▶ [What the task asks]
From the piece on long strawberry blonde shags, output the passage from "1. Soft Curtain" to "not too copper-heavy." word for word.

▶ [Excerpt]
========================

Strawberry blonde helps more than people expect. It is not one color. It’s usually some mix of peach, copper, beige, gold, and a soft rose tone, and that blend makes layered hair look richer. On long hair, especially, the difference is obvious: a single-tone blonde can disappear into the length, while strawberry blonde catches every bend, bend by bend, piece by piece.

Why These Long Strawberry Blonde Shags Feel Different

  • They keep the length you worked for. The best versions remove weight through the crown and interior, not by hacking away at the hemline, so the hair still swings instead of collapsing.

  • The color does half the styling. A layered cut with strawberry blonde ribbons looks more textured because the lighter and deeper pieces land in different places as the hair moves.

  • The fringe options are kinder than they look. Curtain bangs, bottleneck bangs, and soft side-swept fringe all grow out into face-framing layers with less drama than a blunt bang.

  • They can lean soft or edgy. Push the finish toward brushed-out waves and you get something romantic; rough up the texture with spray and the same cut reads grungier.

  • They work with air-drying or a blowout. That matters on long hair, because nobody wants a cut that only looks good with 40 minutes of heat styling.

  • The grow-out is part of the appeal. A good shag does not fall apart after six weeks. It loosens, and that looseness can look better than the fresh cut if the shape is right.

1. Soft Curtain Shag with Peachy Ends

This is the version I’d hand someone who wants the shag shape without looking like they borrowed a rock band photo from another decade. The curtain bangs open gently at the center, then sweep into layers that hit around the cheekbones and collarbone. The strawberry blonde tone should stay soft here — peachy at the mids, a little gold at the ends, not too copper-heavy.

What makes it work on long hair is restraint. The crown stays light, but the perimeter keeps enough weight to stop the whole style from going wispy. I like this shape best when the longest pieces still graze the upper chest; any shorter and the cut starts to feel jumpy instead of fluid.

2. Feathered Wolf Shag with Long Crown Layers

Want more attitude without losing the length? This is the one. The crown gets more lift, the sides are pulled in a little tighter, and the back keeps a longer tail so the haircut moves toward wolf-cut territory without tipping all the way into a hard mullet.

The strawberry blonde color helps here because feathered layers can look severe in a dark shade. Peach-copper ribbons soften the edges and make the cut feel deliberate rather than choppy. If your hair is thick, ask for internal debulking under the crown. If it’s fine, keep the texturizing light and let the color do more of the visual work.

3. Bottleneck Bangs and Airy Face Frames

Bottleneck bangs are the sneaky elegant choice. They start a little narrower at the center, then open out around the eyebrows and cheekbones, which means they look lighter than full fringe but more interesting than a basic curtain bang. On long hair, that shape gives the shag a real front edge.

I like this cut on hair that already has some bend, because the face-framing pieces fall in a lazy curve instead of sticking out. Ask your stylist to keep the shortest bits around brow level and let the sides drift down toward the cheekbones. That small difference keeps the fringe wearable when it grows, which is the whole game with long hair.

========================

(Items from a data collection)
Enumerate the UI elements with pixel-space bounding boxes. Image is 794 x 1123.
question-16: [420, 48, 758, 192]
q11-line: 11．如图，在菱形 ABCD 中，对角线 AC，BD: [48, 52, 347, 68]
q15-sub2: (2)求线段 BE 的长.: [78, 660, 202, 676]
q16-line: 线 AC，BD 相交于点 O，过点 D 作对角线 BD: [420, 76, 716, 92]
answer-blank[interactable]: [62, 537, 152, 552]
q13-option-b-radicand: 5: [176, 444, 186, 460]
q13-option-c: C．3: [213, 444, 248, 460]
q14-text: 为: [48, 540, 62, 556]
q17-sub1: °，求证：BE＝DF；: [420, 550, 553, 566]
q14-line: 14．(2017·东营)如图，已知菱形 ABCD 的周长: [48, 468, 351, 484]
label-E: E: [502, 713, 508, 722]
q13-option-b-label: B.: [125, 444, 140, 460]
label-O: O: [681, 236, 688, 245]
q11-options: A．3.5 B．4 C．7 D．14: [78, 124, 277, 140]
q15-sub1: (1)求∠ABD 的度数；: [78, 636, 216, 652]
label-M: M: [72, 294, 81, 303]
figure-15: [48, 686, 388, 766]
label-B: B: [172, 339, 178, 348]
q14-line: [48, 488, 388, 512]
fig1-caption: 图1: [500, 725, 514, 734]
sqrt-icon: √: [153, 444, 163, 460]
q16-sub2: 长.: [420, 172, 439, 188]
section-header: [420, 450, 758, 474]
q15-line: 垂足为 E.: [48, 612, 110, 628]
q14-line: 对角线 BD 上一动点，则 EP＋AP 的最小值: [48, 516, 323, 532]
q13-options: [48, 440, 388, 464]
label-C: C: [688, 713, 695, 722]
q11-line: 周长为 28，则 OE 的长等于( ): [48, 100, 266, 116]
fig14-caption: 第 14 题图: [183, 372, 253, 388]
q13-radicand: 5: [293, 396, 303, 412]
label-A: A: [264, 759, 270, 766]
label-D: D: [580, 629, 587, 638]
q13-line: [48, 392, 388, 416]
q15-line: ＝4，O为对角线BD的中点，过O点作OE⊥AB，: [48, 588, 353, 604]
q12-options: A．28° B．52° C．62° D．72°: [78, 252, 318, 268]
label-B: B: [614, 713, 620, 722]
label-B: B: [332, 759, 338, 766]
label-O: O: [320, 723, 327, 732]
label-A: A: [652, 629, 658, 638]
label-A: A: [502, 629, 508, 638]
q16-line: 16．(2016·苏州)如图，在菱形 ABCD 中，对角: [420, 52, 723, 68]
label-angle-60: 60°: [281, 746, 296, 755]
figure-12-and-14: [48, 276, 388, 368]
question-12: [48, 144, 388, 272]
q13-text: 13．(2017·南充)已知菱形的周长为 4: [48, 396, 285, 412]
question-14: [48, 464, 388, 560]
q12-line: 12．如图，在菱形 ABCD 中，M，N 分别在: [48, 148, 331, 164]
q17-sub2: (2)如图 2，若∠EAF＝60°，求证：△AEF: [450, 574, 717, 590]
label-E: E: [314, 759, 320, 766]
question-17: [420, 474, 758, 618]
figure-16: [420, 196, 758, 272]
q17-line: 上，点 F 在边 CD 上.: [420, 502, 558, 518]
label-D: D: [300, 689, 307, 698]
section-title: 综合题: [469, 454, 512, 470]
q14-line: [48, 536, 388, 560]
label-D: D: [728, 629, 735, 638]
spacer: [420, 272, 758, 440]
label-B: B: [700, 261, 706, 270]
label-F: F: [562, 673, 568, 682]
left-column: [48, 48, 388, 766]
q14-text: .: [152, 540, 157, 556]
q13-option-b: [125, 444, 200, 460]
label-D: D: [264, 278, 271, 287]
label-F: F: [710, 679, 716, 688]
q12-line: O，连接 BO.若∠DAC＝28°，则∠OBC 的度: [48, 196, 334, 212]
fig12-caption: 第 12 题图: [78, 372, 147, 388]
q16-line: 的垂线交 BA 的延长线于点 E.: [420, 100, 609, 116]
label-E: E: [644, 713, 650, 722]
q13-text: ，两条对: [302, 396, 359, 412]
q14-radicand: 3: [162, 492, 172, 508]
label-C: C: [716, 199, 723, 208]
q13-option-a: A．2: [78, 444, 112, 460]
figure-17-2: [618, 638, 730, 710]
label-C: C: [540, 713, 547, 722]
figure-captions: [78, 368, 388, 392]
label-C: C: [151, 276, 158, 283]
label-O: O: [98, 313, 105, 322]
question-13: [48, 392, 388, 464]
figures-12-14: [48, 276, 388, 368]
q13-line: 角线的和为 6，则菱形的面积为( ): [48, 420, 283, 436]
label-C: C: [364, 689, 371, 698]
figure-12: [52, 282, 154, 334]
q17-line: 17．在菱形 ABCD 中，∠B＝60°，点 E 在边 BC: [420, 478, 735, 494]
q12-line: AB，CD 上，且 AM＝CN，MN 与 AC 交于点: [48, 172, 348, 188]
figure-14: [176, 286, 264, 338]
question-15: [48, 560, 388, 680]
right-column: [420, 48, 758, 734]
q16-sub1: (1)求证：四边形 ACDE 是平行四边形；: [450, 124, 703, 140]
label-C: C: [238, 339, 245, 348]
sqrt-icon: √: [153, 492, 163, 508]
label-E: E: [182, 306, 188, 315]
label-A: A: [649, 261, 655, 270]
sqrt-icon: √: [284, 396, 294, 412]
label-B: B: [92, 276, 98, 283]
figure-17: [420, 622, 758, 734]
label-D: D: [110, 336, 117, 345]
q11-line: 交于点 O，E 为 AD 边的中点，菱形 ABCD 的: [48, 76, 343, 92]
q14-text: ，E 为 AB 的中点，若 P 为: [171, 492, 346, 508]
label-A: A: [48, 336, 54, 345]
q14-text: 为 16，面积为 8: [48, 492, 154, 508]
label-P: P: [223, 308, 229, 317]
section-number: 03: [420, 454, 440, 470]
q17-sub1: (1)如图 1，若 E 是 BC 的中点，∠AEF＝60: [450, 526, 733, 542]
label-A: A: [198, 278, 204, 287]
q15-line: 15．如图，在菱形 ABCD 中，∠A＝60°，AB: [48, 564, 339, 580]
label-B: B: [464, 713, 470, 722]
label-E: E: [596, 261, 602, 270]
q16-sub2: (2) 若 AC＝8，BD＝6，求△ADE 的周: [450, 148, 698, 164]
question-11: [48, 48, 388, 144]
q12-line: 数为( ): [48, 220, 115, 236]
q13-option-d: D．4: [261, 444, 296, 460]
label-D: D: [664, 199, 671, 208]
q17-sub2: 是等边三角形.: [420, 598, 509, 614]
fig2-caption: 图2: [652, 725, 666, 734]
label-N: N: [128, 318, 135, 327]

========================

▶ [Final answer]
1. Soft Curtain Shag with Peachy Ends

This is the version I’d hand someone who wants the shag shape without looking like they borrowed a rock band photo from another decade. The curtain bangs open gently at the center, then sweep into layers that hit around the cheekbones and collarbone. The strawberry blonde tone should stay soft here — peachy at the mids, a little gold at the ends, not too copper-heavy.